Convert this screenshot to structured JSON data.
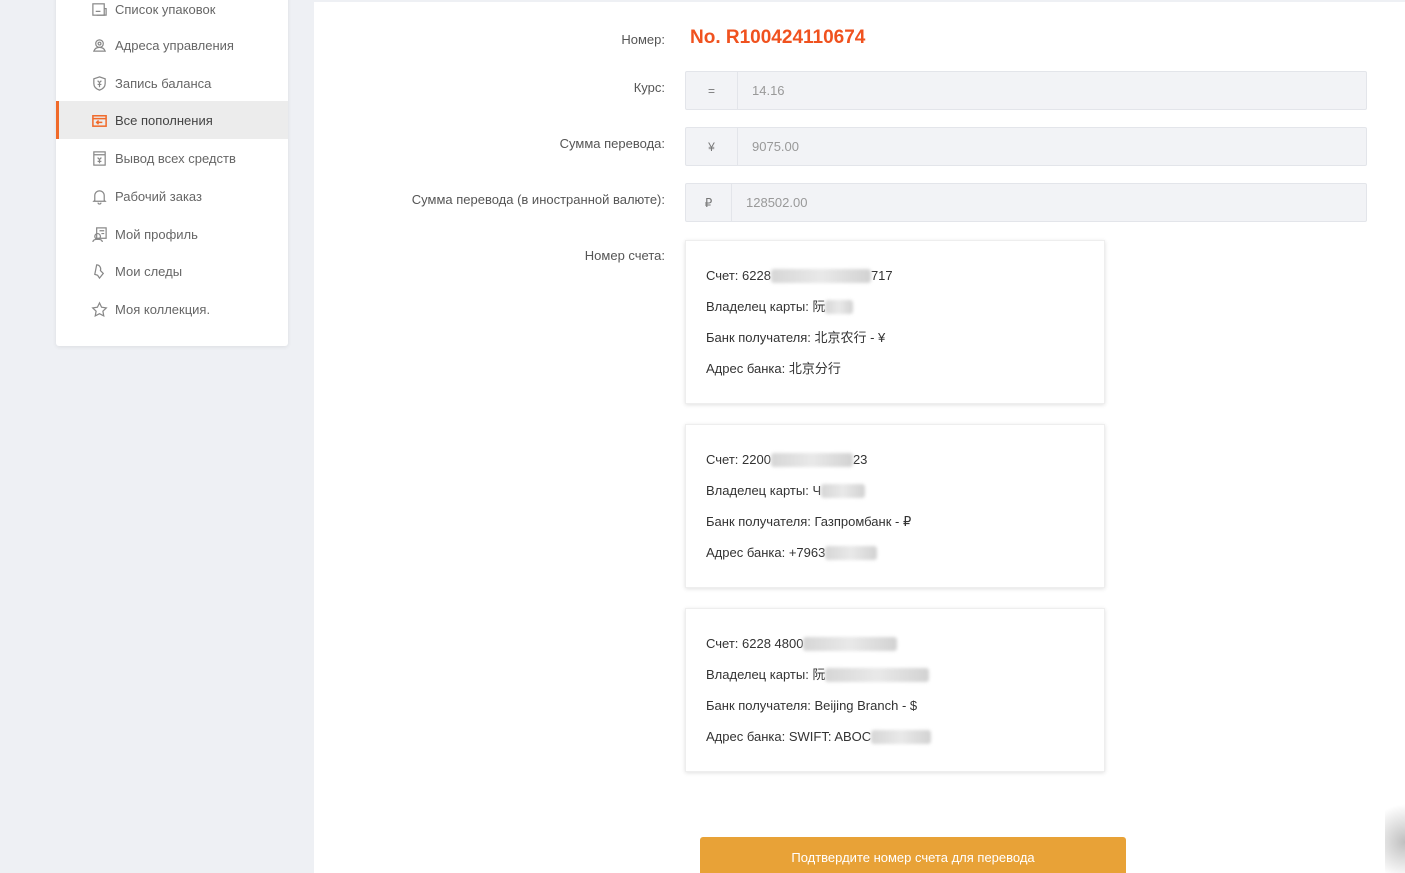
{
  "sidebar": {
    "items": [
      {
        "label": "Список упаковок",
        "icon": "package-list-icon"
      },
      {
        "label": "Адреса управления",
        "icon": "address-icon"
      },
      {
        "label": "Запись баланса",
        "icon": "balance-icon"
      },
      {
        "label": "Все пополнения",
        "icon": "recharge-icon",
        "active": true
      },
      {
        "label": "Вывод всех средств",
        "icon": "withdraw-icon"
      },
      {
        "label": "Рабочий заказ",
        "icon": "bell-icon"
      },
      {
        "label": "Мой профиль",
        "icon": "profile-icon"
      },
      {
        "label": "Мои следы",
        "icon": "footprint-icon"
      },
      {
        "label": "Моя коллекция.",
        "icon": "star-icon"
      }
    ]
  },
  "form": {
    "number_label": "Номер:",
    "number_value": "No. R100424110674",
    "rate_label": "Курс:",
    "rate_addon": "=",
    "rate_value": "14.16",
    "amount_label": "Сумма перевода:",
    "amount_addon": "¥",
    "amount_value": "9075.00",
    "foreign_label": "Сумма перевода (в иностранной валюте):",
    "foreign_addon": "₽",
    "foreign_value": "128502.00",
    "account_label": "Номер счета:"
  },
  "accounts": [
    {
      "account_key": "Счет:",
      "account_visible_start": "6228",
      "account_visible_end": "717",
      "holder_key": "Владелец карты:",
      "holder_visible": "阮",
      "bank_key": "Банк получателя:",
      "bank_value": "北京农行 - ¥",
      "address_key": "Адрес банка:",
      "address_value": "北京分行"
    },
    {
      "account_key": "Счет:",
      "account_visible_start": "2200",
      "account_visible_end": "23",
      "holder_key": "Владелец карты:",
      "holder_visible": "Ч",
      "bank_key": "Банк получателя:",
      "bank_value": "Газпромбанк - ₽",
      "address_key": "Адрес банка:",
      "address_value": "+7963"
    },
    {
      "account_key": "Счет:",
      "account_visible_start": "6228 4800",
      "account_visible_end": "",
      "holder_key": "Владелец карты:",
      "holder_visible": "阮",
      "bank_key": "Банк получателя:",
      "bank_value": "Beijing Branch - $",
      "address_key": "Адрес банка:",
      "address_value": "SWIFT: ABOC"
    }
  ],
  "confirm_button": "Подтвердите номер счета для перевода",
  "colors": {
    "accent": "#f0521f",
    "button": "#e8a237",
    "active_bar": "#f06a2a"
  }
}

> _Aim of the task_
Gather and return every line that holds the string "счета".

> _Exercise output_
    "account_label": "Номер счета:"
  "confirm_button": "Подтвердите номер счета для перевода",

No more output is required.